* _Task description_: Report how many lines of the following entries include the string "Five"; respond with the number alone.

____________________

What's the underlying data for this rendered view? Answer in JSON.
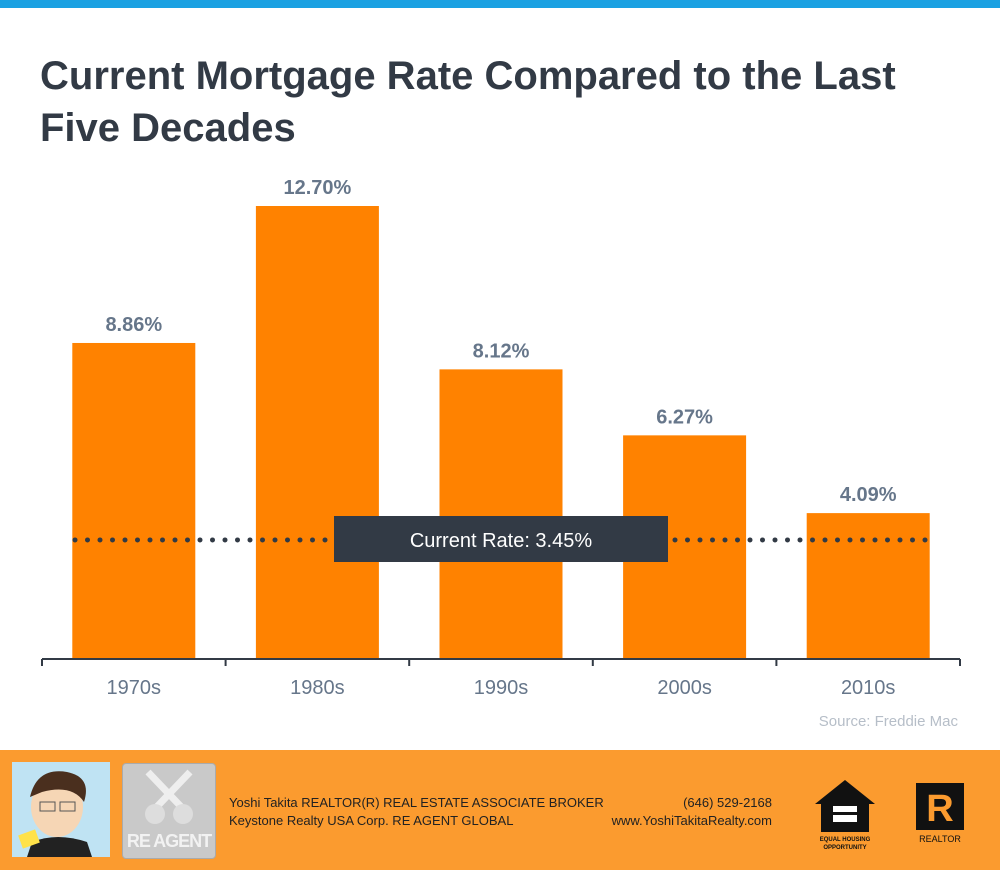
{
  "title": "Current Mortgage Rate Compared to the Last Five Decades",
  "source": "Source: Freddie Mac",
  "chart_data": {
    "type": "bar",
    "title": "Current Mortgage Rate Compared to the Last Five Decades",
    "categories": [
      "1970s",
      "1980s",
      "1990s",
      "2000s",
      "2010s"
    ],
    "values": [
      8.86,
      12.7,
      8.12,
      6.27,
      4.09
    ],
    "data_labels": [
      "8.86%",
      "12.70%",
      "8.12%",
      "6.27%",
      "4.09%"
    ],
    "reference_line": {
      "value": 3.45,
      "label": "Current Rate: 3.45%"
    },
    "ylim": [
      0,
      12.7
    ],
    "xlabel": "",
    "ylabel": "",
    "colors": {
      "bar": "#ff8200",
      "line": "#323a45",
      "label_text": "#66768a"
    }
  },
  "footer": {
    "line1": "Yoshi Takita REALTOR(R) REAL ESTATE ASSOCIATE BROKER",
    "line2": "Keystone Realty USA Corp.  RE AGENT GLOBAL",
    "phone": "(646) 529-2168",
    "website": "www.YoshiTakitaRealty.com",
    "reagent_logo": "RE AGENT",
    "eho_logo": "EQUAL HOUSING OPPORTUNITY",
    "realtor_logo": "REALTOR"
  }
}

____________________

* _The result_: 2